### TASK INSTRUCTIONS
Using the entries that follow, collect the lines where the word "марки" appears.

══════

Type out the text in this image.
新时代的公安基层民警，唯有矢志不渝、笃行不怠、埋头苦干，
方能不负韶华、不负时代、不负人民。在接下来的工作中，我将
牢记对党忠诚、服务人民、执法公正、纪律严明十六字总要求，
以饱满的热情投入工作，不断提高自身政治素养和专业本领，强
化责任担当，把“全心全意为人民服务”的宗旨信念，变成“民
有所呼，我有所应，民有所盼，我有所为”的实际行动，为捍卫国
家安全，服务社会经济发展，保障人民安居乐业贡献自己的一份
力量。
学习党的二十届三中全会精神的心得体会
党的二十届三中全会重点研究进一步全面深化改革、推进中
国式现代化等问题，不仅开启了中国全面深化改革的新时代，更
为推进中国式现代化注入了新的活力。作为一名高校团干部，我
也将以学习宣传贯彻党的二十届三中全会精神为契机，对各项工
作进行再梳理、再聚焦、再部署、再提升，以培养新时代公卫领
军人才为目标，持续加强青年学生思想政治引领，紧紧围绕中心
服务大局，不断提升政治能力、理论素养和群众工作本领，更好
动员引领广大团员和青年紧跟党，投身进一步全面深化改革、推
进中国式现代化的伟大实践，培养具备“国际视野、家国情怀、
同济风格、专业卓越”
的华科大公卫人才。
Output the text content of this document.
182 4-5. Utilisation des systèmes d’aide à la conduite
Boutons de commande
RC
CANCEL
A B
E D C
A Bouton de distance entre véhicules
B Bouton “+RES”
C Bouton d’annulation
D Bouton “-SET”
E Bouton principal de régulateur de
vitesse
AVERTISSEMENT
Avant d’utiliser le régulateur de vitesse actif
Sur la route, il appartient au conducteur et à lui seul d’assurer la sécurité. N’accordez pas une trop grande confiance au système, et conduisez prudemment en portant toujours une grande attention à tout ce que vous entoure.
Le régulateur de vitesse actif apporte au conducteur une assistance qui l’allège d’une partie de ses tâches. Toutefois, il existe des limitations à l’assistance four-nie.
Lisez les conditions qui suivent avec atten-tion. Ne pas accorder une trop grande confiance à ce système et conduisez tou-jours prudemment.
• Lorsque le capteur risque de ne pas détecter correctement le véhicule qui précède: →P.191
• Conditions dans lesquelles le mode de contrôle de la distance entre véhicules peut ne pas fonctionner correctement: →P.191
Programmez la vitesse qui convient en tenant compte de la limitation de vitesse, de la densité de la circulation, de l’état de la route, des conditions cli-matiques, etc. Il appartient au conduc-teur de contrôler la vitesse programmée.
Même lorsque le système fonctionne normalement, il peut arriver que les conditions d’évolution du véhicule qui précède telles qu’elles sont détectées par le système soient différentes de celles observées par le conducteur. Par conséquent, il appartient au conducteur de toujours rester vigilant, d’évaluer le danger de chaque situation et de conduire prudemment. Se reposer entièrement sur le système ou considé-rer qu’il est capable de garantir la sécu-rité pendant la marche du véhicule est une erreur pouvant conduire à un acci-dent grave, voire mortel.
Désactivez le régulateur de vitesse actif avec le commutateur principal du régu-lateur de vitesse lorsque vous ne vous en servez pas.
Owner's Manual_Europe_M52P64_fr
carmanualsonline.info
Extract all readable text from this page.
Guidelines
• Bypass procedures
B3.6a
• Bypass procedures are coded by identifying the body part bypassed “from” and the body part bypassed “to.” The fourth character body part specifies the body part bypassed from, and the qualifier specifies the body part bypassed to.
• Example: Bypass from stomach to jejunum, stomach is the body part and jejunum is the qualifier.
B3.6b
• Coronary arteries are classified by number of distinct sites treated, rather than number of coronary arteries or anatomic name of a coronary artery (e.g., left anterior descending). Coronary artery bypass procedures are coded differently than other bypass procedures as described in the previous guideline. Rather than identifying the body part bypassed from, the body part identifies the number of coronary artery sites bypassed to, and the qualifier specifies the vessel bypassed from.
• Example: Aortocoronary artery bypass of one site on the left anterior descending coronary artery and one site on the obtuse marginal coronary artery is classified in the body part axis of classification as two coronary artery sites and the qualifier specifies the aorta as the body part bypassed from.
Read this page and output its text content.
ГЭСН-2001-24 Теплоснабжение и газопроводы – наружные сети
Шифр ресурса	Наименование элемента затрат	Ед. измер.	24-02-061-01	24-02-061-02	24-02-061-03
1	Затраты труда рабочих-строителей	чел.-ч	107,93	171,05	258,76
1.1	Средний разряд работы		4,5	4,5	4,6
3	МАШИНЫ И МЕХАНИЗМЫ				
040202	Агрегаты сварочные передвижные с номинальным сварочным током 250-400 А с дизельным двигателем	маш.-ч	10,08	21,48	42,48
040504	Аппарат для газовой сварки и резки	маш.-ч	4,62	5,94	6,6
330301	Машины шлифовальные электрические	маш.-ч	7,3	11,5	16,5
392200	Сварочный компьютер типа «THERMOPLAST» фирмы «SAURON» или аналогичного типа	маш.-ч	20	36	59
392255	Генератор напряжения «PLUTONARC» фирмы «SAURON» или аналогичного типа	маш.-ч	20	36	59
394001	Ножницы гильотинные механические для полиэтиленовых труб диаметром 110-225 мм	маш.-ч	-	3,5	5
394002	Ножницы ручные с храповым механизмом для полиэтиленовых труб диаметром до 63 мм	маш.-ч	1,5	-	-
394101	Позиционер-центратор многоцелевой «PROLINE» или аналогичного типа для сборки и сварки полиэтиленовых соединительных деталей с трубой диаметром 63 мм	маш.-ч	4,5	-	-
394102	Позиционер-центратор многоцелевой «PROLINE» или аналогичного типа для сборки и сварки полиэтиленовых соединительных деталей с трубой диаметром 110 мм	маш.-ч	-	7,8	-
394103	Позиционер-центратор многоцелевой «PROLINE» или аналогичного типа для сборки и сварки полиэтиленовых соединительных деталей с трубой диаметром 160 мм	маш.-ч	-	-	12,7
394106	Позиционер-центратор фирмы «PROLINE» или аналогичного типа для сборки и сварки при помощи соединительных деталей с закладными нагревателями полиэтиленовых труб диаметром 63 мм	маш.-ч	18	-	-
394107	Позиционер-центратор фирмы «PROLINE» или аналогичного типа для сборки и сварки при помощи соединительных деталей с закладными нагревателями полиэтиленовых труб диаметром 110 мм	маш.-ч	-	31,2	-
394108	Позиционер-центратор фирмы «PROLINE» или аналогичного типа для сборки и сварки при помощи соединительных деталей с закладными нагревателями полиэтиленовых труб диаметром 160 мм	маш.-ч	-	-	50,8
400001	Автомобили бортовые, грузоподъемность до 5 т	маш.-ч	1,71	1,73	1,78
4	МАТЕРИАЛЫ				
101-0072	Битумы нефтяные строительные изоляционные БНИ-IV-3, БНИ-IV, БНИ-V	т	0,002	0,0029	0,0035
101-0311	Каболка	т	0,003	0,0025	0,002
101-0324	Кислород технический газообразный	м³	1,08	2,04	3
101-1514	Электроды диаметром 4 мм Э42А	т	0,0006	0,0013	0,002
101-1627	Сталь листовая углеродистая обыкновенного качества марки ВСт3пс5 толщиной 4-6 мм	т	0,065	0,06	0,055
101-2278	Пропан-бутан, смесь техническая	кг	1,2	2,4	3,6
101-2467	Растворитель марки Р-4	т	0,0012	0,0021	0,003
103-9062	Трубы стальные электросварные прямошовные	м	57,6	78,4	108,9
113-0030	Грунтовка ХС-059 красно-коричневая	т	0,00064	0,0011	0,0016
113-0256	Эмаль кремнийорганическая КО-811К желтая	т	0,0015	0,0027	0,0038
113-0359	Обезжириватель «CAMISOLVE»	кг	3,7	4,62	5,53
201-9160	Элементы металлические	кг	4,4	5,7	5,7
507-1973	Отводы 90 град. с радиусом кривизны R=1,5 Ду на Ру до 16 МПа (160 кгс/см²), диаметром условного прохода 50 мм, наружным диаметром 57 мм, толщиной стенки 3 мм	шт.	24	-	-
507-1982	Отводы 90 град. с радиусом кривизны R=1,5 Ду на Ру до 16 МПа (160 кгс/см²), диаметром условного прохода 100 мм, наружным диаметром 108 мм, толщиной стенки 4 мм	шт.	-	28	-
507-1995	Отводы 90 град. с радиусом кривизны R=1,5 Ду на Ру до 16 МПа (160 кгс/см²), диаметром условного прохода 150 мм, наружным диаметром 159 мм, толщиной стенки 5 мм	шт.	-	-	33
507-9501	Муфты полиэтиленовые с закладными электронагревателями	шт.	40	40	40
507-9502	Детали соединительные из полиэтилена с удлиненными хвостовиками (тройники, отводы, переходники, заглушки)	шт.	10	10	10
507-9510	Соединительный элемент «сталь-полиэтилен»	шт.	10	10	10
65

══════

### THE OUTPUT
101-1627	Сталь листовая углеродистая обыкновенного качества марки ВСт3пс5 толщиной 4-6 мм	т	0,065	0,06	0,055
101-2467	Растворитель марки Р-4	т	0,0012	0,0021	0,003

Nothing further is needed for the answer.